[start of Material for the task]

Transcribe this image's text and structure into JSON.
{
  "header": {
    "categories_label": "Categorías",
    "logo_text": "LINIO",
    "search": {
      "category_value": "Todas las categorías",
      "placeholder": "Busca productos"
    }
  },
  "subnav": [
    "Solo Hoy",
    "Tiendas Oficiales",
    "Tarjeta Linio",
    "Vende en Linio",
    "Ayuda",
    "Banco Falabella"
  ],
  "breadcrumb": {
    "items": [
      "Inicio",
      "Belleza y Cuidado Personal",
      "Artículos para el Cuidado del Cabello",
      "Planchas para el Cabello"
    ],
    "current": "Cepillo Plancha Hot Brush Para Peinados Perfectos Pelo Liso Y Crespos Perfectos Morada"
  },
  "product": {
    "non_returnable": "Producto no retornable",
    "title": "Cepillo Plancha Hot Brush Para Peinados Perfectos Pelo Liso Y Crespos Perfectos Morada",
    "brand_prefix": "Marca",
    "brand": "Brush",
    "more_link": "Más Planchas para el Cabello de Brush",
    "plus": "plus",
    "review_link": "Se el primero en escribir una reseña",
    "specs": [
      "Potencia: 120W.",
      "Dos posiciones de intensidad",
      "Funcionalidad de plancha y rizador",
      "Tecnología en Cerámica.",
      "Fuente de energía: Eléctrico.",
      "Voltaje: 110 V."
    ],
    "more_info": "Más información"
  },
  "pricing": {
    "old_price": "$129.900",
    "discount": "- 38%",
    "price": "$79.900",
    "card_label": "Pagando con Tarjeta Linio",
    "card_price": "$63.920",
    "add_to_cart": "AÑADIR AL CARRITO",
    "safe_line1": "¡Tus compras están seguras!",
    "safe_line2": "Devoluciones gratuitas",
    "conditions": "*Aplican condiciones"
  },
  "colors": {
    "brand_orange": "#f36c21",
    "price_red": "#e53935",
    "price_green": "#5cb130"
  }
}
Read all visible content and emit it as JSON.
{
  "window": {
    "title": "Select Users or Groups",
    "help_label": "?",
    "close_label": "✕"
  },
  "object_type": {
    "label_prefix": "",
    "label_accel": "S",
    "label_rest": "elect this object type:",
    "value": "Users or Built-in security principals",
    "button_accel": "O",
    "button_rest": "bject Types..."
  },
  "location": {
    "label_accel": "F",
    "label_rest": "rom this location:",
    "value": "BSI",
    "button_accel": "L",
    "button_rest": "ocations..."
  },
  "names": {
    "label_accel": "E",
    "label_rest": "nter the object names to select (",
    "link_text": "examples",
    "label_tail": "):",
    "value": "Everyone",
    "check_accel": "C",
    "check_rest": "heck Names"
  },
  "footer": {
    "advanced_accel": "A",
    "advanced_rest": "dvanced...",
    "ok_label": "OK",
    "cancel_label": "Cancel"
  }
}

[end of Material for the task]
[start of Material for the task]

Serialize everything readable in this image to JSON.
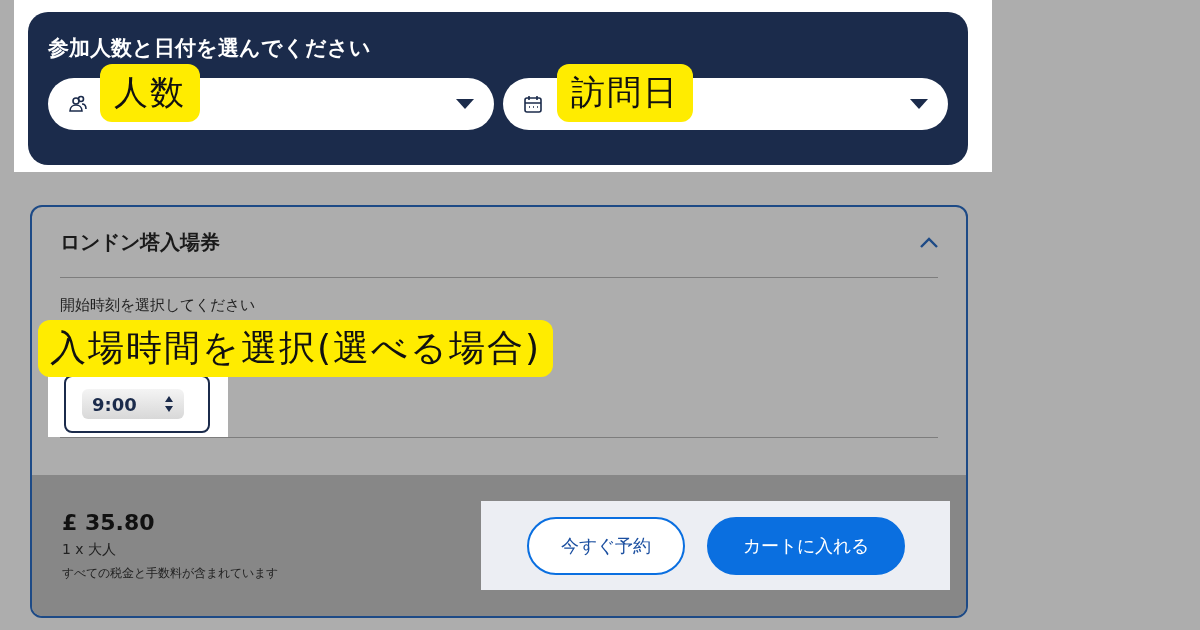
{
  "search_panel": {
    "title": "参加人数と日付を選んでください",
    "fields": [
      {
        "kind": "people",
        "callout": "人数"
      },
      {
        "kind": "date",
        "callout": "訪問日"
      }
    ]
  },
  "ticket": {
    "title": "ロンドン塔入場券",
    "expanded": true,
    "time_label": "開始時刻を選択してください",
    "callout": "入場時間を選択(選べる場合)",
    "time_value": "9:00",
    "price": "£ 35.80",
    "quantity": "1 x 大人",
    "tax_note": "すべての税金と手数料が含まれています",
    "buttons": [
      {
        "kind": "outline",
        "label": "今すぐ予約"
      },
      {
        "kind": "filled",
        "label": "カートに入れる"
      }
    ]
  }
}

[end of Material for the task]

Goal of the exercise ->
Take every line from the records above that has the word "Perfectos" and copy it.

Answer for the task ->
    "current": "Cepillo Plancha Hot Brush Para Peinados Perfectos Pelo Liso Y Crespos Perfectos Morada"
    "title": "Cepillo Plancha Hot Brush Para Peinados Perfectos Pelo Liso Y Crespos Perfectos Morada",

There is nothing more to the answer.